▶ Written task
Repeat the records verbatim and leave the pictures out of your copy.

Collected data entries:
▬▬▬▬▬▬

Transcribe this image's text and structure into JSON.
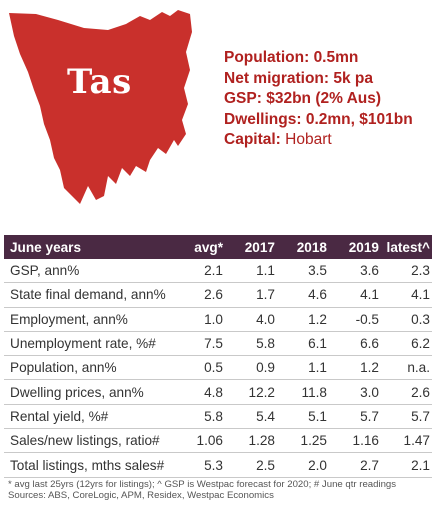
{
  "map": {
    "label": "Tas",
    "fill_color": "#c9302c"
  },
  "facts": [
    {
      "key": "Population:",
      "value": "0.5mn",
      "bold_value": true
    },
    {
      "key": "Net migration:",
      "value": "5k pa",
      "bold_value": true
    },
    {
      "key": "GSP:",
      "value": "$32bn (2% Aus)",
      "bold_value": true
    },
    {
      "key": "Dwellings:",
      "value": "0.2mn, $101bn",
      "bold_value": true
    },
    {
      "key": "Capital:",
      "value": "Hobart",
      "bold_value": false
    }
  ],
  "table": {
    "header_color": "#4a2943",
    "headers": [
      "June years",
      "avg*",
      "2017",
      "2018",
      "2019",
      "latest^"
    ],
    "rows": [
      [
        "GSP, ann%",
        "2.1",
        "1.1",
        "3.5",
        "3.6",
        "2.3"
      ],
      [
        "State final demand, ann%",
        "2.6",
        "1.7",
        "4.6",
        "4.1",
        "4.1"
      ],
      [
        "Employment, ann%",
        "1.0",
        "4.0",
        "1.2",
        "-0.5",
        "0.3"
      ],
      [
        "Unemployment rate, %#",
        "7.5",
        "5.8",
        "6.1",
        "6.6",
        "6.2"
      ],
      [
        "Population, ann%",
        "0.5",
        "0.9",
        "1.1",
        "1.2",
        "n.a."
      ],
      [
        "Dwelling prices, ann%",
        "4.8",
        "12.2",
        "11.8",
        "3.0",
        "2.6"
      ],
      [
        "Rental yield, %#",
        "5.8",
        "5.4",
        "5.1",
        "5.7",
        "5.7"
      ],
      [
        "Sales/new listings, ratio#",
        "1.06",
        "1.28",
        "1.25",
        "1.16",
        "1.47"
      ],
      [
        "Total listings, mths sales#",
        "5.3",
        "2.5",
        "2.0",
        "2.7",
        "2.1"
      ]
    ]
  },
  "notes": {
    "line1": "* avg last 25yrs (12yrs for listings); ^ GSP is Westpac forecast for 2020; # June qtr readings",
    "line2": "Sources: ABS, CoreLogic, APM, Residex, Westpac Economics"
  }
}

▬▬▬▬▬▬

▶ Solution below
Transcribe this image's text and structure into JSON.
{
  "map": {
    "label": "Tas",
    "fill_color": "#c9302c"
  },
  "facts": [
    {
      "key": "Population:",
      "value": "0.5mn",
      "bold_value": true
    },
    {
      "key": "Net migration:",
      "value": "5k pa",
      "bold_value": true
    },
    {
      "key": "GSP:",
      "value": "$32bn (2% Aus)",
      "bold_value": true
    },
    {
      "key": "Dwellings:",
      "value": "0.2mn, $101bn",
      "bold_value": true
    },
    {
      "key": "Capital:",
      "value": "Hobart",
      "bold_value": false
    }
  ],
  "table": {
    "header_color": "#4a2943",
    "headers": [
      "June years",
      "avg*",
      "2017",
      "2018",
      "2019",
      "latest^"
    ],
    "rows": [
      [
        "GSP, ann%",
        "2.1",
        "1.1",
        "3.5",
        "3.6",
        "2.3"
      ],
      [
        "State final demand, ann%",
        "2.6",
        "1.7",
        "4.6",
        "4.1",
        "4.1"
      ],
      [
        "Employment, ann%",
        "1.0",
        "4.0",
        "1.2",
        "-0.5",
        "0.3"
      ],
      [
        "Unemployment rate, %#",
        "7.5",
        "5.8",
        "6.1",
        "6.6",
        "6.2"
      ],
      [
        "Population, ann%",
        "0.5",
        "0.9",
        "1.1",
        "1.2",
        "n.a."
      ],
      [
        "Dwelling prices, ann%",
        "4.8",
        "12.2",
        "11.8",
        "3.0",
        "2.6"
      ],
      [
        "Rental yield, %#",
        "5.8",
        "5.4",
        "5.1",
        "5.7",
        "5.7"
      ],
      [
        "Sales/new listings, ratio#",
        "1.06",
        "1.28",
        "1.25",
        "1.16",
        "1.47"
      ],
      [
        "Total listings, mths sales#",
        "5.3",
        "2.5",
        "2.0",
        "2.7",
        "2.1"
      ]
    ]
  },
  "notes": {
    "line1": "* avg last 25yrs (12yrs for listings); ^ GSP is Westpac forecast for 2020; # June qtr readings",
    "line2": "Sources: ABS, CoreLogic, APM, Residex, Westpac Economics"
  }
}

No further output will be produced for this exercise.